[BEGIN Working data]
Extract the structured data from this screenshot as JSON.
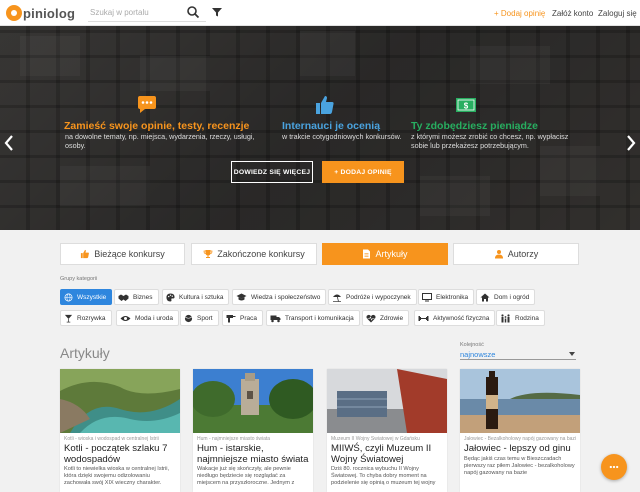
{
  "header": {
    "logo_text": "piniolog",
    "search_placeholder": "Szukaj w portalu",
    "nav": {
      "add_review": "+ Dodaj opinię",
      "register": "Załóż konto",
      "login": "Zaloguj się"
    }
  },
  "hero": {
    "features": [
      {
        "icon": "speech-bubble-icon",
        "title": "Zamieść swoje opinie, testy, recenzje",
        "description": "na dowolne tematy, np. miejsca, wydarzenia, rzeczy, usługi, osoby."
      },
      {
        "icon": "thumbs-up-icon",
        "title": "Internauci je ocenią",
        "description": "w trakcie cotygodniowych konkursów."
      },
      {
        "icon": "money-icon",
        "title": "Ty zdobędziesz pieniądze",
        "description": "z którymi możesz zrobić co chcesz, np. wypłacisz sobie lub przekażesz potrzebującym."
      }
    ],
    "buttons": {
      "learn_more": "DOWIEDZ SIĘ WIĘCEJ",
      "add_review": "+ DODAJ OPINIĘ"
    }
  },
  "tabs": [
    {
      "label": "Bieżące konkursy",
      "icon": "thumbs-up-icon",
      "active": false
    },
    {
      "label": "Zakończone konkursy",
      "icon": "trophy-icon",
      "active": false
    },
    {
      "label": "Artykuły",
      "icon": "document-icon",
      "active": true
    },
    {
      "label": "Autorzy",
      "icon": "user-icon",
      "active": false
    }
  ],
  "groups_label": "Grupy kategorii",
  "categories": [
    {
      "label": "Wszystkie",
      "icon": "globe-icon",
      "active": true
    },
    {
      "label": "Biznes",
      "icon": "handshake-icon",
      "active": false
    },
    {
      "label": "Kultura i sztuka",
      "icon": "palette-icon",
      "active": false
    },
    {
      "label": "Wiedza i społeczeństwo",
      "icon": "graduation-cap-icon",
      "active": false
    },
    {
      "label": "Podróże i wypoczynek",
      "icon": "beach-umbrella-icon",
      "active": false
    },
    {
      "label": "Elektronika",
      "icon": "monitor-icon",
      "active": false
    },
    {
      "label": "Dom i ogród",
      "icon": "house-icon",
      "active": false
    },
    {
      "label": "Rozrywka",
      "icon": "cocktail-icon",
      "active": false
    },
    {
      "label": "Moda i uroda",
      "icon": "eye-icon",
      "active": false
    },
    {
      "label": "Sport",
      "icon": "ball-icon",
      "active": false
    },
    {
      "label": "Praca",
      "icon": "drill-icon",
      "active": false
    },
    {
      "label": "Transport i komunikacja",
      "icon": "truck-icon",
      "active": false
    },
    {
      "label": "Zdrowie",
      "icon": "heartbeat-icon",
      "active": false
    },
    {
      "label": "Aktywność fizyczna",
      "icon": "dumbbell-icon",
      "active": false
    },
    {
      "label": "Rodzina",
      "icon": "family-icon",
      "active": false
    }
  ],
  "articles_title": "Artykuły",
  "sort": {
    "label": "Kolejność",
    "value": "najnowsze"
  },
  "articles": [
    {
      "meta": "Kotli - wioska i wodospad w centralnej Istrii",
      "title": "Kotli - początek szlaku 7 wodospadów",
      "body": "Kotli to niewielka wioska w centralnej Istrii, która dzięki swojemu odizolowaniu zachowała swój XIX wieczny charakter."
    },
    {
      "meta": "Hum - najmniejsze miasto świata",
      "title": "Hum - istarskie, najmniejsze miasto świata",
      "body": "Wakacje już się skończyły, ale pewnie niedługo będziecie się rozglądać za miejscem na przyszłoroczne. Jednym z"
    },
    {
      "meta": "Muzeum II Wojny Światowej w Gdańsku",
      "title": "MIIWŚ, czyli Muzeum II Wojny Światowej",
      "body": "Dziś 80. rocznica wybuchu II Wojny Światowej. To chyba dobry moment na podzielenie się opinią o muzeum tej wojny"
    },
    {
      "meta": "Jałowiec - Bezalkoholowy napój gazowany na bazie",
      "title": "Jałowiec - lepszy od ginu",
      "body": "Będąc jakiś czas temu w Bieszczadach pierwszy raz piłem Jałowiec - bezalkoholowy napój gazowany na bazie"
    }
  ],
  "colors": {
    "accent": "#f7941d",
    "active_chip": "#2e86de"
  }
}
[END Working data]
Short task> Extract all lines from the material above that include the word "meta".

Full answer>
      "meta": "Kotli - wioska i wodospad w centralnej Istrii",
      "meta": "Hum - najmniejsze miasto świata",
      "meta": "Muzeum II Wojny Światowej w Gdańsku",
      "meta": "Jałowiec - Bezalkoholowy napój gazowany na bazie",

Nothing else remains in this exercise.